Data excerpts:
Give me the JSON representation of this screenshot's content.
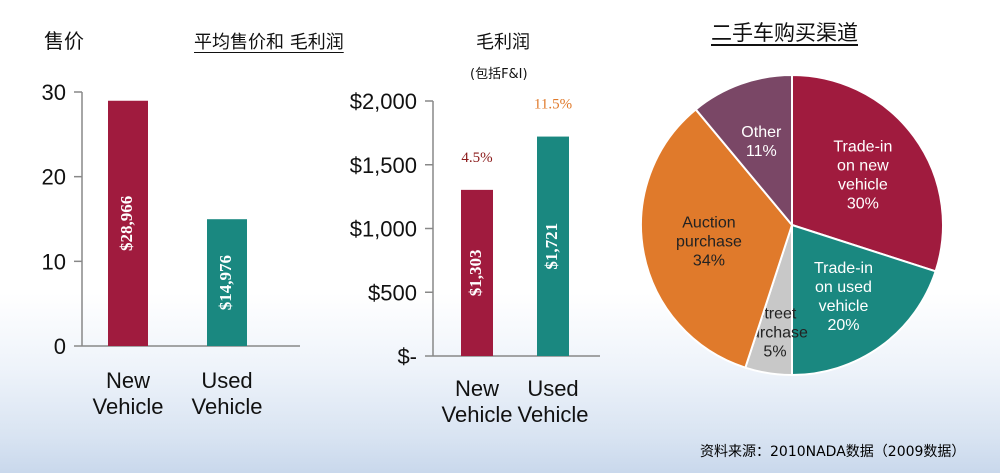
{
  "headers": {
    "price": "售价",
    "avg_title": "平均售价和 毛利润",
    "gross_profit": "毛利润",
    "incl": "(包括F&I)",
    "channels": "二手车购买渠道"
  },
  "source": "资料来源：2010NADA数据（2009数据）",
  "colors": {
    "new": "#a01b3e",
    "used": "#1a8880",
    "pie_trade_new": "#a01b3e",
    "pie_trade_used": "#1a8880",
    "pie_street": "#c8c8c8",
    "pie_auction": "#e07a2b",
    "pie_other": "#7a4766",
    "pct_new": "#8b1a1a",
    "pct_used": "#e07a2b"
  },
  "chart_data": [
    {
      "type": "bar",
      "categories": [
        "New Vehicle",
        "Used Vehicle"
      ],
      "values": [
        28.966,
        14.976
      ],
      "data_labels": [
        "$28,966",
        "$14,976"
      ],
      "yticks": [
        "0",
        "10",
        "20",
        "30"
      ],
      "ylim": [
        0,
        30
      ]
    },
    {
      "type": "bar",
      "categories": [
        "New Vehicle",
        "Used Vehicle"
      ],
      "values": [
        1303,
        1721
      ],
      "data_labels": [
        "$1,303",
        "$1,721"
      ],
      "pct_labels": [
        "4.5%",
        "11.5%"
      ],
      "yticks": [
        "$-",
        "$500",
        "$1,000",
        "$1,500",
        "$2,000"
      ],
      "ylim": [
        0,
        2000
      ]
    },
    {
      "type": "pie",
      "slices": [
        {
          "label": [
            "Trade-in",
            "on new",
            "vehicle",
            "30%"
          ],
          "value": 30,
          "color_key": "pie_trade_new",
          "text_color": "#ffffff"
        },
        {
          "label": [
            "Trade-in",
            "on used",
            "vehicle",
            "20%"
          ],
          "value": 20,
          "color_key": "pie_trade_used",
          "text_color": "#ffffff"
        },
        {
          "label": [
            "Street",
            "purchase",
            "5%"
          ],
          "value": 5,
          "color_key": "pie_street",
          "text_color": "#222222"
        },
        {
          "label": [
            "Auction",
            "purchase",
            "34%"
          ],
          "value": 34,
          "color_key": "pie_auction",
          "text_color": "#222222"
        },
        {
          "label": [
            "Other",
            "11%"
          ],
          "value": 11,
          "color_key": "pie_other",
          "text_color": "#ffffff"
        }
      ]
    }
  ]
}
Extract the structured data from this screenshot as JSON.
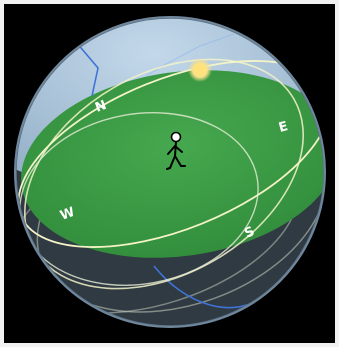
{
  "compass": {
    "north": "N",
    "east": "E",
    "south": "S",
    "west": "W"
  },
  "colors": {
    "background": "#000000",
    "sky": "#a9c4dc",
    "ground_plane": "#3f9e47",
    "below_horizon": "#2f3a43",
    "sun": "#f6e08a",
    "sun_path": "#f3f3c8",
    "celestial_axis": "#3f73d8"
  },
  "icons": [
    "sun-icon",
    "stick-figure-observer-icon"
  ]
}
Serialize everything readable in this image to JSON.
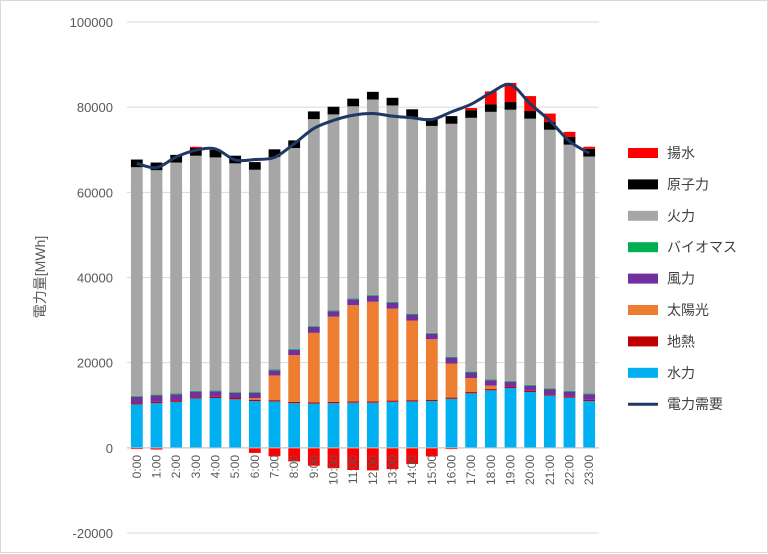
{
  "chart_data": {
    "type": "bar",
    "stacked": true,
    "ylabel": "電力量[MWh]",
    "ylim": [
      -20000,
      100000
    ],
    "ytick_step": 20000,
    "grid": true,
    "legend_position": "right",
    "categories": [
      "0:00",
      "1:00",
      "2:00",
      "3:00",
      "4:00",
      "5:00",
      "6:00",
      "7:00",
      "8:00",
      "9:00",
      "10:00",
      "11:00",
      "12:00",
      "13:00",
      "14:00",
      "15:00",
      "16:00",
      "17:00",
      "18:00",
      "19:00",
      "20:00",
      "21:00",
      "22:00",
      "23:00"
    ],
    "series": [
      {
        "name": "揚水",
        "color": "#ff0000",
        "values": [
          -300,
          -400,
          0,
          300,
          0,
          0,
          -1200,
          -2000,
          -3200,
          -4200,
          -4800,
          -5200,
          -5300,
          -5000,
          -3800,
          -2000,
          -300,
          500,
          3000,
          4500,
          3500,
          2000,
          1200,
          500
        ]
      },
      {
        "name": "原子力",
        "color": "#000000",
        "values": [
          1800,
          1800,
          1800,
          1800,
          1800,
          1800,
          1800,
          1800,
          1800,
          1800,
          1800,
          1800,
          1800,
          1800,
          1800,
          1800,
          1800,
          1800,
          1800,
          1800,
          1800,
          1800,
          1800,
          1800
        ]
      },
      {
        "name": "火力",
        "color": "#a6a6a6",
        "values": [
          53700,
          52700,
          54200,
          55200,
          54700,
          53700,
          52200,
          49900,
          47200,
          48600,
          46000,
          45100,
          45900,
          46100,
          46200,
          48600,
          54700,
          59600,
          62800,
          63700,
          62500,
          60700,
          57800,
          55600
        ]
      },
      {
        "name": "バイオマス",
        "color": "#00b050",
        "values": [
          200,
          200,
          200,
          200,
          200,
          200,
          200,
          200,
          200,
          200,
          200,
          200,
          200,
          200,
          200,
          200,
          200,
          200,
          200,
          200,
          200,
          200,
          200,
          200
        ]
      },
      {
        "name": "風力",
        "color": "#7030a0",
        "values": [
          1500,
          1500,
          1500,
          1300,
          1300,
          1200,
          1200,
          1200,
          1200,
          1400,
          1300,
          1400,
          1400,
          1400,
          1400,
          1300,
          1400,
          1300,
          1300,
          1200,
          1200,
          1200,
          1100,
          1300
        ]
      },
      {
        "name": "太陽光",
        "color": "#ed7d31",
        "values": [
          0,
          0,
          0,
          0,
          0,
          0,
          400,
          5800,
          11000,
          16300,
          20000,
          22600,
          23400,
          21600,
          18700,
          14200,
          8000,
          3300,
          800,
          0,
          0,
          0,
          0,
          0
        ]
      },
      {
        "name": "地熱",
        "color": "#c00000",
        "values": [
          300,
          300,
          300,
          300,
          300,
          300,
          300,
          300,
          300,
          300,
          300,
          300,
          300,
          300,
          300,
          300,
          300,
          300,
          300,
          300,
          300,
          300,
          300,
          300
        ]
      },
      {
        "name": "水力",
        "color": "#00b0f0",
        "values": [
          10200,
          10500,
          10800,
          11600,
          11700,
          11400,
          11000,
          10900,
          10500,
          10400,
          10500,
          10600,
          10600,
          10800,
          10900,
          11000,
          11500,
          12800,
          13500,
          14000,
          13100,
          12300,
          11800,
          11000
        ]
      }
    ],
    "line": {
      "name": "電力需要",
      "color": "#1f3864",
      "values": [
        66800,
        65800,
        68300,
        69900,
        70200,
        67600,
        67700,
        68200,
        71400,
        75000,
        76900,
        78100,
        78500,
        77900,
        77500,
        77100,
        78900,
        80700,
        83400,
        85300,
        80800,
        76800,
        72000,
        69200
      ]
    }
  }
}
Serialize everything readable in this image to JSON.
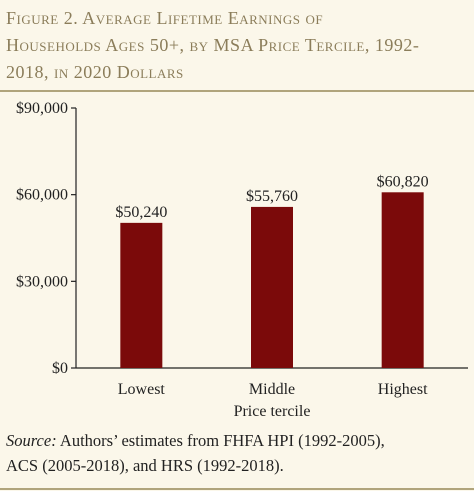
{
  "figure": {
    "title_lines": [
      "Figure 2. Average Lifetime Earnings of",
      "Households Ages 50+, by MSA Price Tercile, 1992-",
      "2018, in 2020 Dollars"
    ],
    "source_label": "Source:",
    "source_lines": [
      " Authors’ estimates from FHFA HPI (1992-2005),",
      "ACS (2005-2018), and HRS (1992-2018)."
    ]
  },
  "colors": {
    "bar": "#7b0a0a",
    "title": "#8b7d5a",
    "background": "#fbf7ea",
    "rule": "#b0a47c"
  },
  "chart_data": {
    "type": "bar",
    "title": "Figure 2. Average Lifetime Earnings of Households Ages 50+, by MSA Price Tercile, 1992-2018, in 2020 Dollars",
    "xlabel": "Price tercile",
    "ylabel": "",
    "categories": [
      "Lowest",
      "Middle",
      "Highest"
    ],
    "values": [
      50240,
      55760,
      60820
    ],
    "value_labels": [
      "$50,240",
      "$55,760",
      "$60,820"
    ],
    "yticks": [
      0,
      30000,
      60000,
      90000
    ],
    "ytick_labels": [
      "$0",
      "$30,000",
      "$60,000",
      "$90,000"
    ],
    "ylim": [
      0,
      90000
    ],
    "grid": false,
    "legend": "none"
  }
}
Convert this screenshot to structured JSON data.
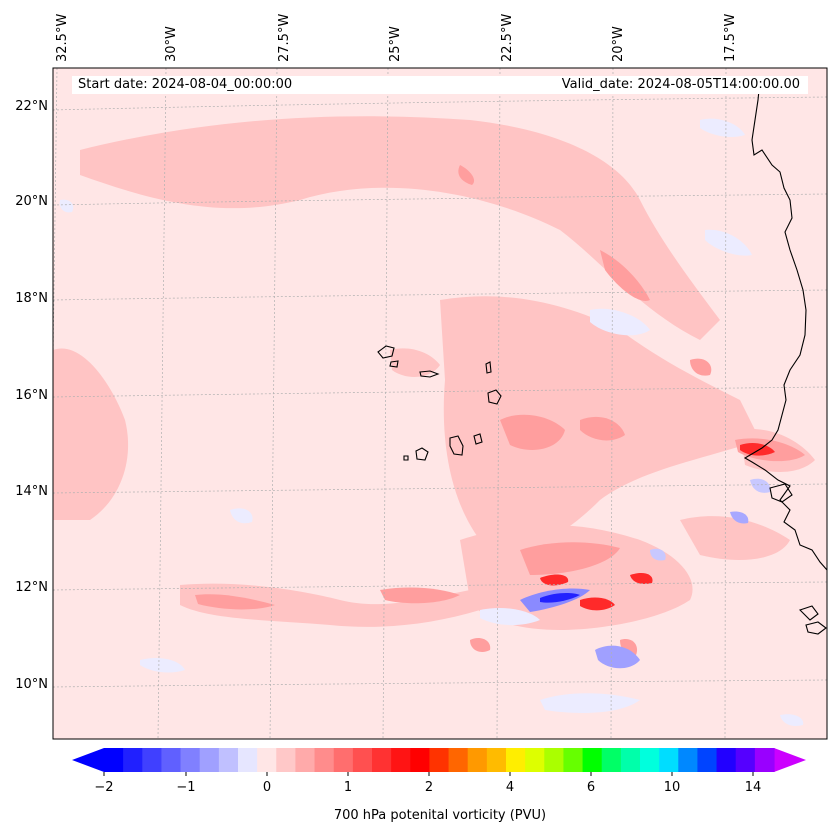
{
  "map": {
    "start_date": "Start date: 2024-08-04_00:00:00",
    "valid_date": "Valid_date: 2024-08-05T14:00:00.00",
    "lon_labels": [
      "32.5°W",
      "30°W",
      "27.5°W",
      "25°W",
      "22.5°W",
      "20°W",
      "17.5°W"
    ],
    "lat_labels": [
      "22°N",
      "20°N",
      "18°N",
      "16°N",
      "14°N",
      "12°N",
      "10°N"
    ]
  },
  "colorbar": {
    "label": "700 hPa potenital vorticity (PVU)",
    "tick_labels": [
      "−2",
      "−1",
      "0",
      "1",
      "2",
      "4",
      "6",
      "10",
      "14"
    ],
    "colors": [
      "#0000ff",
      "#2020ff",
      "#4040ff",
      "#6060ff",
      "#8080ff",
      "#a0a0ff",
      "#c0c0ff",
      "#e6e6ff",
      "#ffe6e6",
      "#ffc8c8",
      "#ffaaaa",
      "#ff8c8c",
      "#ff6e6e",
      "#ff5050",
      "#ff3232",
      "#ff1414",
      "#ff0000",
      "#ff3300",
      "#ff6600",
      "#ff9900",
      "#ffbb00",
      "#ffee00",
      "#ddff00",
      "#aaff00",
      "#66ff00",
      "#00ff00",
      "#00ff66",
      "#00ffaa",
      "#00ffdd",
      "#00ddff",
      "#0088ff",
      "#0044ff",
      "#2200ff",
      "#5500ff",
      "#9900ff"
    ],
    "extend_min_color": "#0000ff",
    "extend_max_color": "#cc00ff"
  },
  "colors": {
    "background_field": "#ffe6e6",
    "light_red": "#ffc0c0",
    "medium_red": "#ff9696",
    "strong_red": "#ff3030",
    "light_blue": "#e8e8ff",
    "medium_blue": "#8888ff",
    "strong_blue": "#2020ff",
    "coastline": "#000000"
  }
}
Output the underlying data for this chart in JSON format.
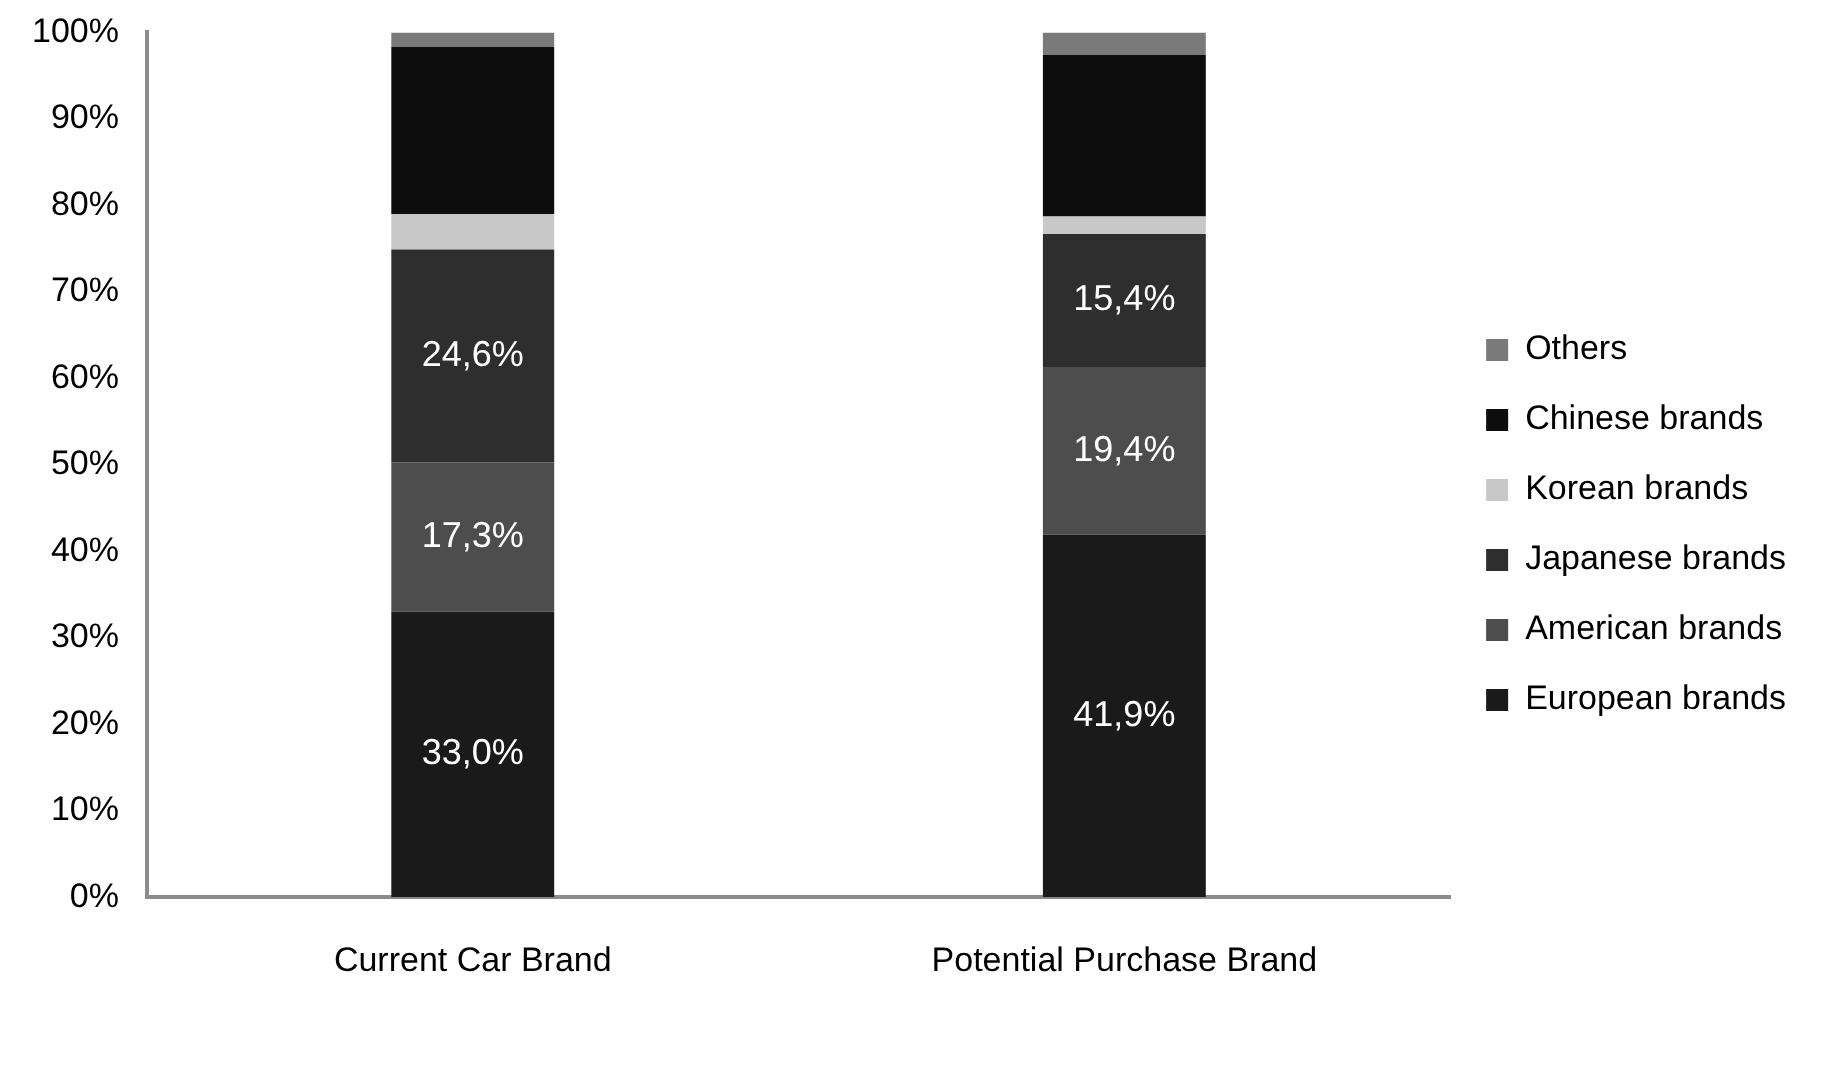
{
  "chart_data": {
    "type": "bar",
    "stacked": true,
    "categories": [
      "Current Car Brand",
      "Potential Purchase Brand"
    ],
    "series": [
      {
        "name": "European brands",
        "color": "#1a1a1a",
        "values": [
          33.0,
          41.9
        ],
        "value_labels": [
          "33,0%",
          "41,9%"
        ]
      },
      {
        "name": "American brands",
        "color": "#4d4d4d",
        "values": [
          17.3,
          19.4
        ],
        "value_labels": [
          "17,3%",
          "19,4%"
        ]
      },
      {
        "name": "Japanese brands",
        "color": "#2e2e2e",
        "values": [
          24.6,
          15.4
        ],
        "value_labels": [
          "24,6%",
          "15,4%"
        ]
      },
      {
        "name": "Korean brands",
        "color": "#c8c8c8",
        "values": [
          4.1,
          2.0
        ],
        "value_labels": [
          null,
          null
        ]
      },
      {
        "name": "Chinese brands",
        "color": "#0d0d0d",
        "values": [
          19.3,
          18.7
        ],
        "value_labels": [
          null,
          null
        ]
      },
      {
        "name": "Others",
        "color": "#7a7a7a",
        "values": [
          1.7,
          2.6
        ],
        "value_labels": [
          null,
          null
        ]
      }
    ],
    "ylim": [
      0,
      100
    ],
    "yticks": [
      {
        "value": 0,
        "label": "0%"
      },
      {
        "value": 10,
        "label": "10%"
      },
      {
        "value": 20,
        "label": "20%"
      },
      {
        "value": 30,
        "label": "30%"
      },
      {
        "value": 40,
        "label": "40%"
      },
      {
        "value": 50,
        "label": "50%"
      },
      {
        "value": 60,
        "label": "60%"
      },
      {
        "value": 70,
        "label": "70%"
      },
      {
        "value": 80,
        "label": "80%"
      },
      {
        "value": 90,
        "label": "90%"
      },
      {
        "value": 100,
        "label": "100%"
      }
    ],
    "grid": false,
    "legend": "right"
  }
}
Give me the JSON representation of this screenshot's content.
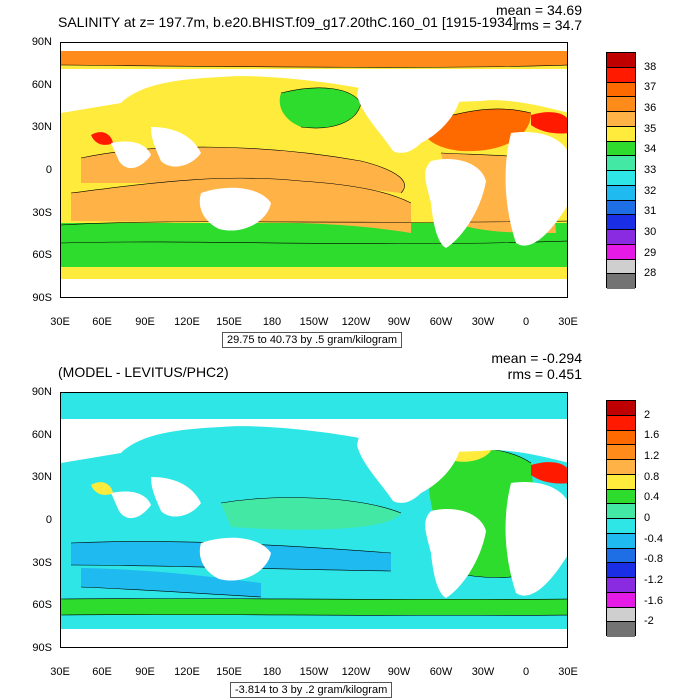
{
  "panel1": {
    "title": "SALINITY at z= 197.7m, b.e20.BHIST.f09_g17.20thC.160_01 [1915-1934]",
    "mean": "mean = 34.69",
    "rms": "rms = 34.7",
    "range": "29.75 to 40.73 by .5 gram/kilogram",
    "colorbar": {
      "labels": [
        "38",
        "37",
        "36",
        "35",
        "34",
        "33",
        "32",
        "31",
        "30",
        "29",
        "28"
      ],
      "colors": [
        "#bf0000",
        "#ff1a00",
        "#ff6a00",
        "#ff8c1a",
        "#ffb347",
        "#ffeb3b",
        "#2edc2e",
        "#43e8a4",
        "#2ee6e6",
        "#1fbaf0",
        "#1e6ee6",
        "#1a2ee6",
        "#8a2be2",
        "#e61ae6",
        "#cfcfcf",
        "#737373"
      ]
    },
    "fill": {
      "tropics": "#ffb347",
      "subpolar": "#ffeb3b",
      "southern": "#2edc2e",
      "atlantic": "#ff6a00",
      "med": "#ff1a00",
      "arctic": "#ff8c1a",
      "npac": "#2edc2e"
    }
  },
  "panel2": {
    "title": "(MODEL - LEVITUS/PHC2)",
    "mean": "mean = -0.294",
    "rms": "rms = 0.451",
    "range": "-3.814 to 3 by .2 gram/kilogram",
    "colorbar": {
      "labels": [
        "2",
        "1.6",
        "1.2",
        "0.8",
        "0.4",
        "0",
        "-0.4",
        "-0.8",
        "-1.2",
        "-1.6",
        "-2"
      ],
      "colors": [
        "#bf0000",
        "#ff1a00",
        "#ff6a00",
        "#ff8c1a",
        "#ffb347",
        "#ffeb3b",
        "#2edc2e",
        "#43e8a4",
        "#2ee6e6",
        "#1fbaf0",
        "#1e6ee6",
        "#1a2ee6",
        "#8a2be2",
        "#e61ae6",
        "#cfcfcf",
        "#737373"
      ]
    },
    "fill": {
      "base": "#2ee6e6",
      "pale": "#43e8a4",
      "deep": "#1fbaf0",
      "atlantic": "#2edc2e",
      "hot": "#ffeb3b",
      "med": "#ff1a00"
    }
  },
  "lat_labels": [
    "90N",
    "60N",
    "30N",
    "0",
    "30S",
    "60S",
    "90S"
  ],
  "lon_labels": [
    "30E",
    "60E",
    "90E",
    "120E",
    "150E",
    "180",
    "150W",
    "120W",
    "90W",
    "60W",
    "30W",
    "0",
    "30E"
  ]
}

Problem requirements: Scan the lines for the string "Earnings". Pick out every line that has it.

Written solution:
      "Figure 2. Average Lifetime Earnings of",
    "title": "Figure 2. Average Lifetime Earnings of Households Ages 50+, by MSA Price Tercile, 1992-2018, in 2020 Dollars",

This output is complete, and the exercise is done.